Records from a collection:
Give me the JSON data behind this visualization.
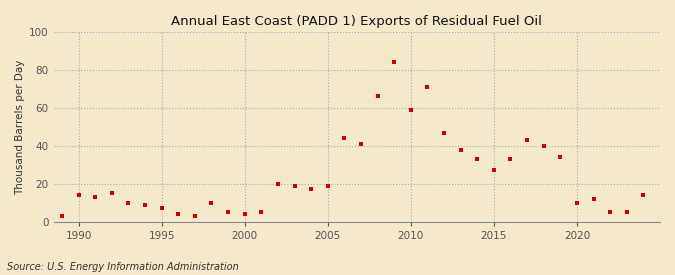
{
  "title": "Annual East Coast (PADD 1) Exports of Residual Fuel Oil",
  "ylabel": "Thousand Barrels per Day",
  "source": "Source: U.S. Energy Information Administration",
  "background_color": "#f5e9cc",
  "marker_color": "#cc0000",
  "xlim": [
    1988.5,
    2025
  ],
  "ylim": [
    0,
    100
  ],
  "yticks": [
    0,
    20,
    40,
    60,
    80,
    100
  ],
  "xticks": [
    1990,
    1995,
    2000,
    2005,
    2010,
    2015,
    2020
  ],
  "years": [
    1989,
    1990,
    1991,
    1992,
    1993,
    1994,
    1995,
    1996,
    1997,
    1998,
    1999,
    2000,
    2001,
    2002,
    2003,
    2004,
    2005,
    2006,
    2007,
    2008,
    2009,
    2010,
    2011,
    2012,
    2013,
    2014,
    2015,
    2016,
    2017,
    2018,
    2019,
    2020,
    2021,
    2022,
    2023,
    2024
  ],
  "values": [
    3,
    14,
    13,
    15,
    10,
    9,
    7,
    4,
    3,
    10,
    5,
    4,
    5,
    20,
    19,
    17,
    19,
    44,
    41,
    66,
    84,
    59,
    71,
    47,
    38,
    33,
    27,
    33,
    43,
    40,
    34,
    10,
    12,
    5,
    5,
    14
  ]
}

WHAT IS BEING ASKED:
Write out the records above exactly as they stand, leaving out every picture.

RESULT:
Give me the JSON data behind this visualization.
{
  "title": "Annual East Coast (PADD 1) Exports of Residual Fuel Oil",
  "ylabel": "Thousand Barrels per Day",
  "source": "Source: U.S. Energy Information Administration",
  "background_color": "#f5e9cc",
  "marker_color": "#cc0000",
  "xlim": [
    1988.5,
    2025
  ],
  "ylim": [
    0,
    100
  ],
  "yticks": [
    0,
    20,
    40,
    60,
    80,
    100
  ],
  "xticks": [
    1990,
    1995,
    2000,
    2005,
    2010,
    2015,
    2020
  ],
  "years": [
    1989,
    1990,
    1991,
    1992,
    1993,
    1994,
    1995,
    1996,
    1997,
    1998,
    1999,
    2000,
    2001,
    2002,
    2003,
    2004,
    2005,
    2006,
    2007,
    2008,
    2009,
    2010,
    2011,
    2012,
    2013,
    2014,
    2015,
    2016,
    2017,
    2018,
    2019,
    2020,
    2021,
    2022,
    2023,
    2024
  ],
  "values": [
    3,
    14,
    13,
    15,
    10,
    9,
    7,
    4,
    3,
    10,
    5,
    4,
    5,
    20,
    19,
    17,
    19,
    44,
    41,
    66,
    84,
    59,
    71,
    47,
    38,
    33,
    27,
    33,
    43,
    40,
    34,
    10,
    12,
    5,
    5,
    14
  ]
}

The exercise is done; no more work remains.